STATED TASK:
Repeat the material exactly, leaving nothing out.
---- INPUT DATA
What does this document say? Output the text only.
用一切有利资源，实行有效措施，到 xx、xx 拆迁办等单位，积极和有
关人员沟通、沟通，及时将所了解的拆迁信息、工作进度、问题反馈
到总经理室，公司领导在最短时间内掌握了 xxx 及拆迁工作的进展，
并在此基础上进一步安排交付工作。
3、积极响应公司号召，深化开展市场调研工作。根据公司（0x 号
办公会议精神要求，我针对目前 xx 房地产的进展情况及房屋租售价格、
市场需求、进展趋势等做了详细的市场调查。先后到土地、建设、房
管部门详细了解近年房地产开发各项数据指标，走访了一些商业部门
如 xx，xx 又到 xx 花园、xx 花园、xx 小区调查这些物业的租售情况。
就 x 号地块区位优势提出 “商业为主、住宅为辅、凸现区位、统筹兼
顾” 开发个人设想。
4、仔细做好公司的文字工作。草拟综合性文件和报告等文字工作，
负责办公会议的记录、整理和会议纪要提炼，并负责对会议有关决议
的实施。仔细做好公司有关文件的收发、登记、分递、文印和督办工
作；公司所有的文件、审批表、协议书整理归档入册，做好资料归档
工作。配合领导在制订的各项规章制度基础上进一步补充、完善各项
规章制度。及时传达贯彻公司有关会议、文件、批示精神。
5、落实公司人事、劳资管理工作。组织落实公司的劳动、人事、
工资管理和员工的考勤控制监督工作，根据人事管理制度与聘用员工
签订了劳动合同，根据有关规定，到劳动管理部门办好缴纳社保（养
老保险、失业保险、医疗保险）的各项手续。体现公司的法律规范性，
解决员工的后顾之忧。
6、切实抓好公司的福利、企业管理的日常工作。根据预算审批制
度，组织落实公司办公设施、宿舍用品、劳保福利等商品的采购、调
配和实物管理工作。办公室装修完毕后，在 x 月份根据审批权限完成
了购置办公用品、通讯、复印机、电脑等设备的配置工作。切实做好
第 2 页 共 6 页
--------
THE REPLY:
What does this document say? Output the text only.
用一切有利资源，实行有效措施，到 xx、xx 拆迁办等单位，积极和有
关人员沟通、沟通，及时将所了解的拆迁信息、工作进度、问题反馈
到总经理室，公司领导在最短时间内掌握了 xxx 及拆迁工作的进展，
并在此基础上进一步安排交付工作。
3、积极响应公司号召，深化开展市场调研工作。根据公司（0x 号
办公会议精神要求，我针对目前 xx 房地产的进展情况及房屋租售价格、
市场需求、进展趋势等做了详细的市场调查。先后到土地、建设、房
管部门详细了解近年房地产开发各项数据指标，走访了一些商业部门
如 xx，xx 又到 xx 花园、xx 花园、xx 小区调查这些物业的租售情况。
就 x 号地块区位优势提出 “商业为主、住宅为辅、凸现区位、统筹兼
顾” 开发个人设想。
4、仔细做好公司的文字工作。草拟综合性文件和报告等文字工作，
负责办公会议的记录、整理和会议纪要提炼，并负责对会议有关决议
的实施。仔细做好公司有关文件的收发、登记、分递、文印和督办工
作；公司所有的文件、审批表、协议书整理归档入册，做好资料归档
工作。配合领导在制订的各项规章制度基础上进一步补充、完善各项
规章制度。及时传达贯彻公司有关会议、文件、批示精神。
5、落实公司人事、劳资管理工作。组织落实公司的劳动、人事、
工资管理和员工的考勤控制监督工作，根据人事管理制度与聘用员工
签订了劳动合同，根据有关规定，到劳动管理部门办好缴纳社保（养
老保险、失业保险、医疗保险）的各项手续。体现公司的法律规范性，
解决员工的后顾之忧。
6、切实抓好公司的福利、企业管理的日常工作。根据预算审批制
度，组织落实公司办公设施、宿舍用品、劳保福利等商品的采购、调
配和实物管理工作。办公室装修完毕后，在 x 月份根据审批权限完成
了购置办公用品、通讯、复印机、电脑等设备的配置工作。切实做好
第 2 页 共 6 页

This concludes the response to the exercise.